▶ **Problem to solve**
Pictures aside, quote the whole listing exactly.

[Data tied to figure images]
—————

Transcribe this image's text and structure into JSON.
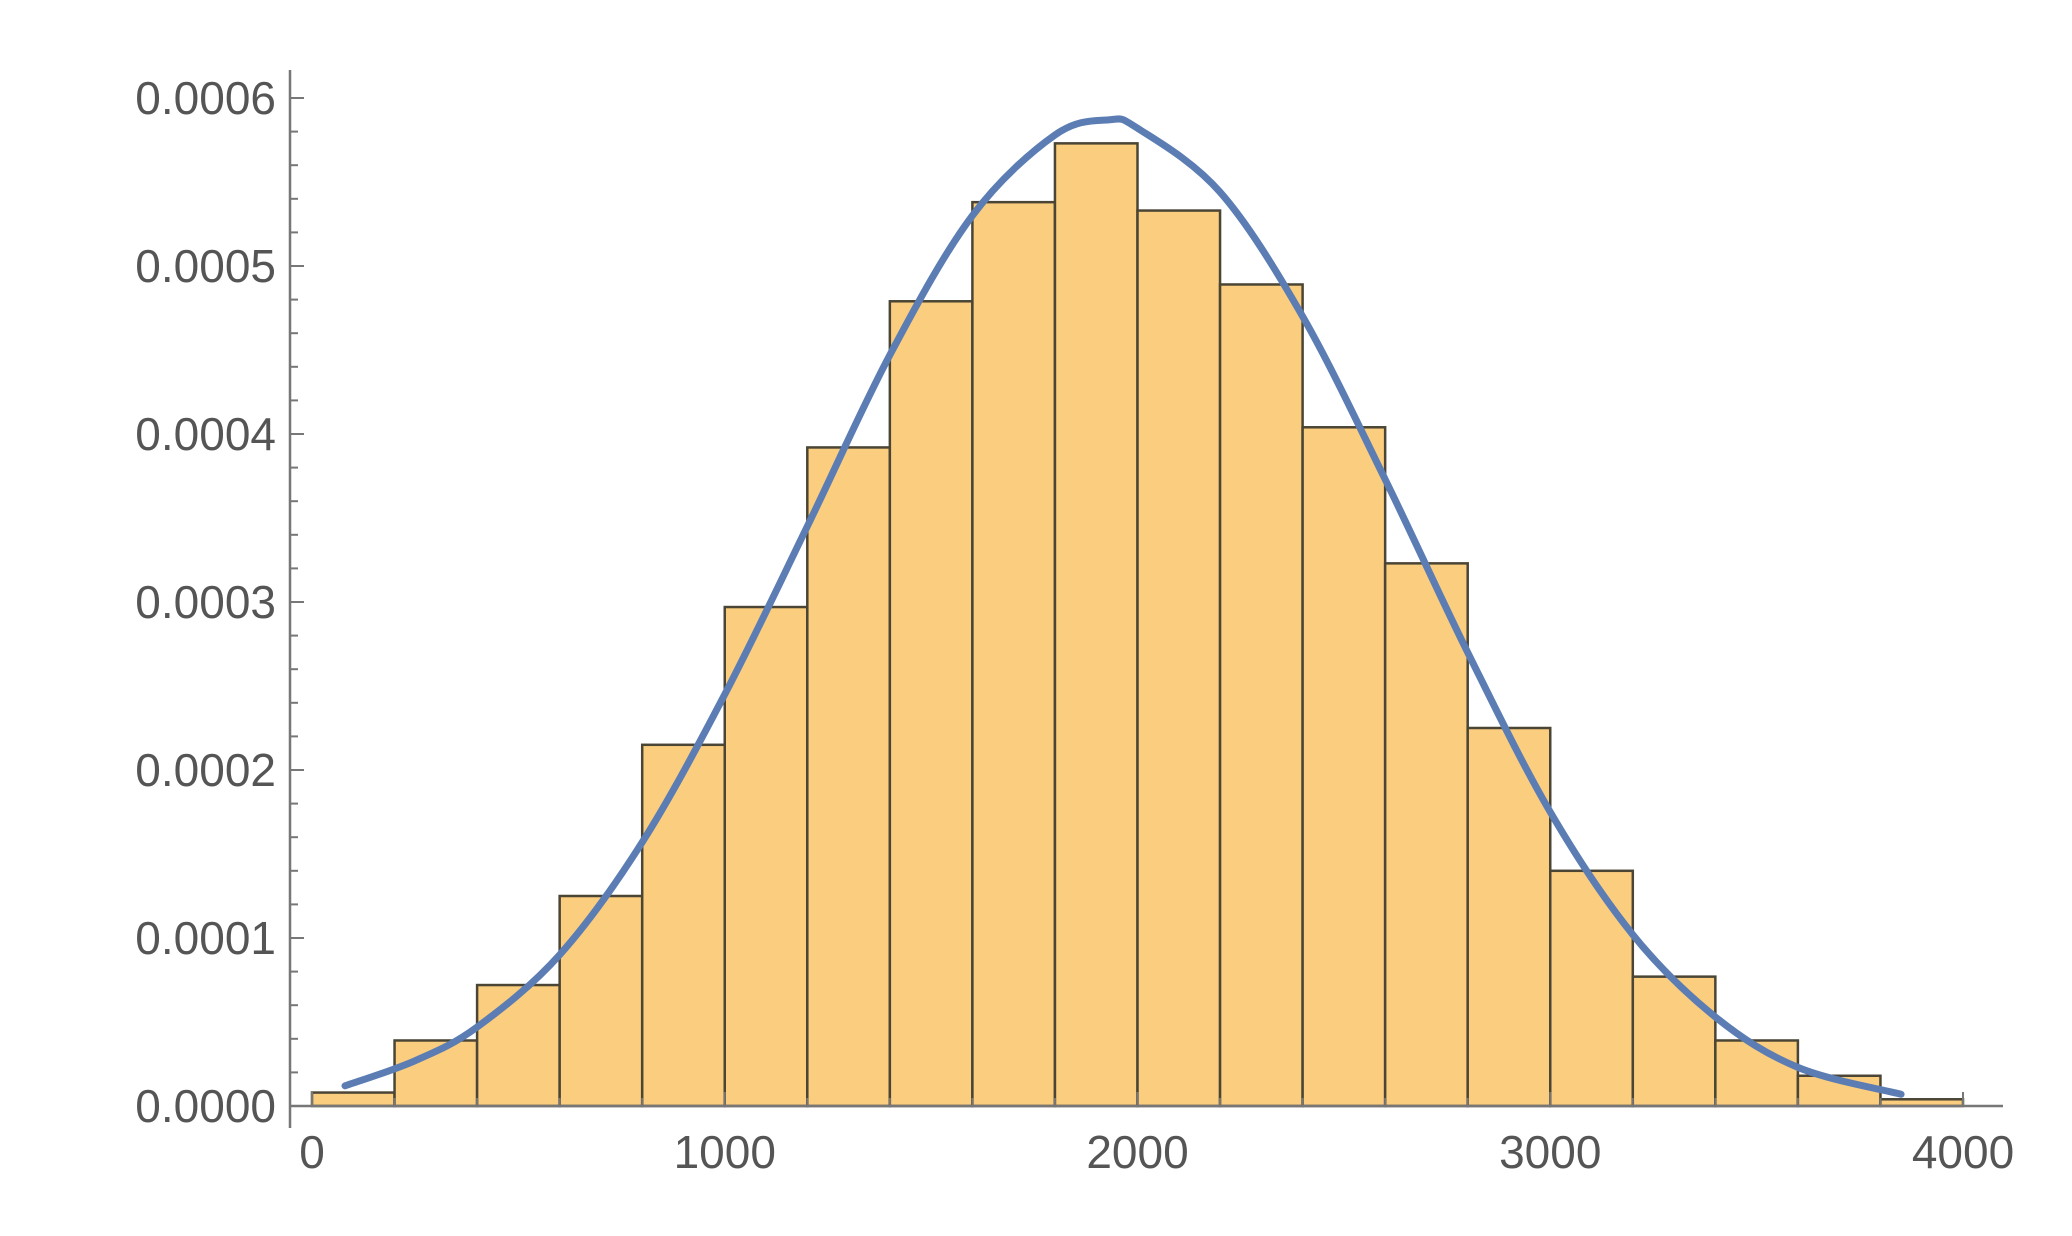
{
  "chart_data": {
    "type": "bar",
    "subtype": "histogram-with-density-curve",
    "title": "",
    "xlabel": "",
    "ylabel": "",
    "xlim": [
      0,
      4000
    ],
    "ylim": [
      0,
      0.0006
    ],
    "x_ticks": [
      {
        "value": 0,
        "label": "0"
      },
      {
        "value": 1000,
        "label": "1000"
      },
      {
        "value": 2000,
        "label": "2000"
      },
      {
        "value": 3000,
        "label": "3000"
      },
      {
        "value": 4000,
        "label": "4000"
      }
    ],
    "y_ticks": [
      {
        "value": 0,
        "label": "0.0000"
      },
      {
        "value": 0.0001,
        "label": "0.0001"
      },
      {
        "value": 0.0002,
        "label": "0.0002"
      },
      {
        "value": 0.0003,
        "label": "0.0003"
      },
      {
        "value": 0.0004,
        "label": "0.0004"
      },
      {
        "value": 0.0005,
        "label": "0.0005"
      },
      {
        "value": 0.0006,
        "label": "0.0006"
      }
    ],
    "grid": false,
    "bins": [
      {
        "x0": 0,
        "x1": 200,
        "value": 8e-06
      },
      {
        "x0": 200,
        "x1": 400,
        "value": 3.9e-05
      },
      {
        "x0": 400,
        "x1": 600,
        "value": 7.2e-05
      },
      {
        "x0": 600,
        "x1": 800,
        "value": 0.000125
      },
      {
        "x0": 800,
        "x1": 1000,
        "value": 0.000215
      },
      {
        "x0": 1000,
        "x1": 1200,
        "value": 0.000297
      },
      {
        "x0": 1200,
        "x1": 1400,
        "value": 0.000392
      },
      {
        "x0": 1400,
        "x1": 1600,
        "value": 0.000479
      },
      {
        "x0": 1600,
        "x1": 1800,
        "value": 0.000538
      },
      {
        "x0": 1800,
        "x1": 2000,
        "value": 0.000573
      },
      {
        "x0": 2000,
        "x1": 2200,
        "value": 0.000533
      },
      {
        "x0": 2200,
        "x1": 2400,
        "value": 0.000489
      },
      {
        "x0": 2400,
        "x1": 2600,
        "value": 0.000404
      },
      {
        "x0": 2600,
        "x1": 2800,
        "value": 0.000323
      },
      {
        "x0": 2800,
        "x1": 3000,
        "value": 0.000225
      },
      {
        "x0": 3000,
        "x1": 3200,
        "value": 0.00014
      },
      {
        "x0": 3200,
        "x1": 3400,
        "value": 7.7e-05
      },
      {
        "x0": 3400,
        "x1": 3600,
        "value": 3.9e-05
      },
      {
        "x0": 3600,
        "x1": 3800,
        "value": 1.8e-05
      },
      {
        "x0": 3800,
        "x1": 4000,
        "value": 4e-06
      }
    ],
    "density_curve": {
      "type": "line",
      "x": [
        80,
        250,
        400,
        600,
        800,
        1000,
        1200,
        1400,
        1600,
        1800,
        1930,
        2000,
        2200,
        2400,
        2600,
        2800,
        3000,
        3200,
        3400,
        3600,
        3850
      ],
      "y": [
        1.2e-05,
        2.7e-05,
        4.7e-05,
        9e-05,
        0.000157,
        0.000245,
        0.000345,
        0.000447,
        0.00053,
        0.000578,
        0.000587,
        0.000582,
        0.000544,
        0.00047,
        0.000373,
        0.00027,
        0.000175,
        0.000102,
        5.3e-05,
        2.3e-05,
        7e-06
      ]
    },
    "colors": {
      "bar_fill": "#fbcd7e",
      "bar_stroke": "#4a4535",
      "curve": "#5b7db3",
      "axis": "#777777",
      "tick_text": "#555555"
    }
  }
}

—————

▶ **Final result**
Transcribe this image's text and structure into JSON.
{
  "chart_data": {
    "type": "bar",
    "subtype": "histogram-with-density-curve",
    "title": "",
    "xlabel": "",
    "ylabel": "",
    "xlim": [
      0,
      4000
    ],
    "ylim": [
      0,
      0.0006
    ],
    "x_ticks": [
      {
        "value": 0,
        "label": "0"
      },
      {
        "value": 1000,
        "label": "1000"
      },
      {
        "value": 2000,
        "label": "2000"
      },
      {
        "value": 3000,
        "label": "3000"
      },
      {
        "value": 4000,
        "label": "4000"
      }
    ],
    "y_ticks": [
      {
        "value": 0,
        "label": "0.0000"
      },
      {
        "value": 0.0001,
        "label": "0.0001"
      },
      {
        "value": 0.0002,
        "label": "0.0002"
      },
      {
        "value": 0.0003,
        "label": "0.0003"
      },
      {
        "value": 0.0004,
        "label": "0.0004"
      },
      {
        "value": 0.0005,
        "label": "0.0005"
      },
      {
        "value": 0.0006,
        "label": "0.0006"
      }
    ],
    "grid": false,
    "bins": [
      {
        "x0": 0,
        "x1": 200,
        "value": 8e-06
      },
      {
        "x0": 200,
        "x1": 400,
        "value": 3.9e-05
      },
      {
        "x0": 400,
        "x1": 600,
        "value": 7.2e-05
      },
      {
        "x0": 600,
        "x1": 800,
        "value": 0.000125
      },
      {
        "x0": 800,
        "x1": 1000,
        "value": 0.000215
      },
      {
        "x0": 1000,
        "x1": 1200,
        "value": 0.000297
      },
      {
        "x0": 1200,
        "x1": 1400,
        "value": 0.000392
      },
      {
        "x0": 1400,
        "x1": 1600,
        "value": 0.000479
      },
      {
        "x0": 1600,
        "x1": 1800,
        "value": 0.000538
      },
      {
        "x0": 1800,
        "x1": 2000,
        "value": 0.000573
      },
      {
        "x0": 2000,
        "x1": 2200,
        "value": 0.000533
      },
      {
        "x0": 2200,
        "x1": 2400,
        "value": 0.000489
      },
      {
        "x0": 2400,
        "x1": 2600,
        "value": 0.000404
      },
      {
        "x0": 2600,
        "x1": 2800,
        "value": 0.000323
      },
      {
        "x0": 2800,
        "x1": 3000,
        "value": 0.000225
      },
      {
        "x0": 3000,
        "x1": 3200,
        "value": 0.00014
      },
      {
        "x0": 3200,
        "x1": 3400,
        "value": 7.7e-05
      },
      {
        "x0": 3400,
        "x1": 3600,
        "value": 3.9e-05
      },
      {
        "x0": 3600,
        "x1": 3800,
        "value": 1.8e-05
      },
      {
        "x0": 3800,
        "x1": 4000,
        "value": 4e-06
      }
    ],
    "density_curve": {
      "type": "line",
      "x": [
        80,
        250,
        400,
        600,
        800,
        1000,
        1200,
        1400,
        1600,
        1800,
        1930,
        2000,
        2200,
        2400,
        2600,
        2800,
        3000,
        3200,
        3400,
        3600,
        3850
      ],
      "y": [
        1.2e-05,
        2.7e-05,
        4.7e-05,
        9e-05,
        0.000157,
        0.000245,
        0.000345,
        0.000447,
        0.00053,
        0.000578,
        0.000587,
        0.000582,
        0.000544,
        0.00047,
        0.000373,
        0.00027,
        0.000175,
        0.000102,
        5.3e-05,
        2.3e-05,
        7e-06
      ]
    },
    "colors": {
      "bar_fill": "#fbcd7e",
      "bar_stroke": "#4a4535",
      "curve": "#5b7db3",
      "axis": "#777777",
      "tick_text": "#555555"
    }
  }
}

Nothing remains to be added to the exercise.